= Task directions =
Go through the listing and copy each line with the string "اضطراری".

= Dataset records =
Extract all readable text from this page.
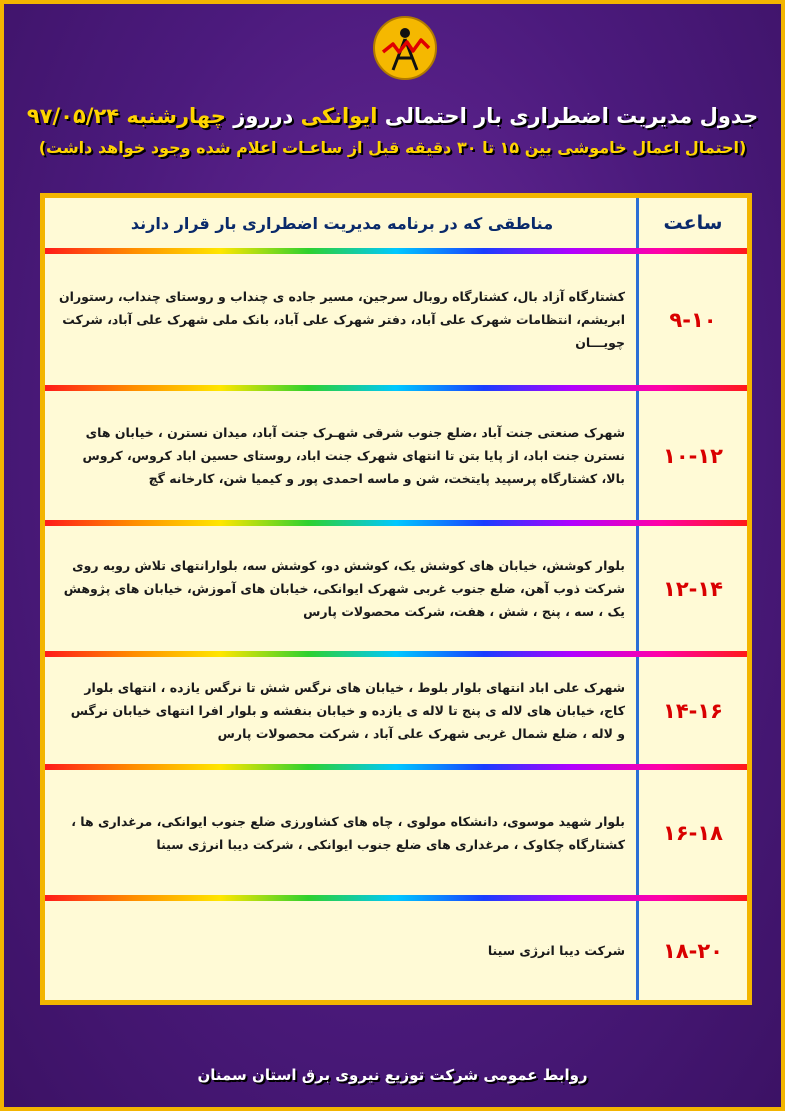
جدول مدیریت اضطراری بار احتمالی ایوانکی درروز چهارشنبه ۹۷/۰۵/۲۴
(احتمال اعمال خاموشی بین ۱۵ تا ۳۰ دقیقه قبل از ساعـات اعلام شده وجود خواهد داشت)
ساعت
مناطقی که در برنامه مدیریت اضطراری بار قرار دارند
۹-۱۰
کشتارگاه آزاد بال، کشتارگاه روبال سرجین، مسیر جاده ی چنداب و روستای چنداب، رستوران ابریشم، انتظامات شهرک علی آباد، دفتر شهرک علی آباد، بانک ملی شهرک علی آباد، شرکت چویـــان
۱۰-۱۲
شهرک صنعتی جنت آباد ،ضلع جنوب شرقی شهـرک جنت آباد، میدان نسترن ، خیابان های نسترن جنت اباد، از پایا بتن تا انتهای شهرک جنت اباد، روستای حسین اباد کروس، کروس بالا، کشتارگاه پرسپید پایتخت، شن و ماسه احمدی پور و کیمیا شن، کارخانه گچ
۱۲-۱۴
بلوار کوشش، خیابان های کوشش یک، کوشش دو، کوشش سه، بلوارانتهای تلاش روبه روی شرکت ذوب آهن، ضلع جنوب غربی شهرک ایوانکی، خیابان های آموزش، خیابان های پژوهش یک ، سه ، پنج ، شش ، هفت، شرکت محصولات پارس
۱۴-۱۶
شهرک علی اباد انتهای بلوار بلوط ، خیابان های نرگس شش تا نرگس یازده ، انتهای بلوار کاج، خیابان های لاله ی پنج تا لاله ی یازده و خیابان بنفشه و بلوار افرا انتهای خیابان نرگس و لاله ، ضلع شمال غربی شهرک علی آباد ، شرکت محصولات پارس
۱۶-۱۸
بلوار شهید موسوی، دانشکاه مولوی ، چاه های کشاورزی ضلع جنوب ایوانکی، مرغداری ها ، کشتارگاه چکاوک ، مرغداری های ضلع جنوب ایوانکی ، شرکت دیبا انرژی سینا
۱۸-۲۰
شرکت دیبا انرژی سینا
روابط عمومی شرکت توزیع نیروی برق استان سمنان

= Exercise solution =
جدول مدیریت اضطراری بار احتمالی ایوانکی درروز چهارشنبه ۹۷/۰۵/۲۴
مناطقی که در برنامه مدیریت اضطراری بار قرار دارند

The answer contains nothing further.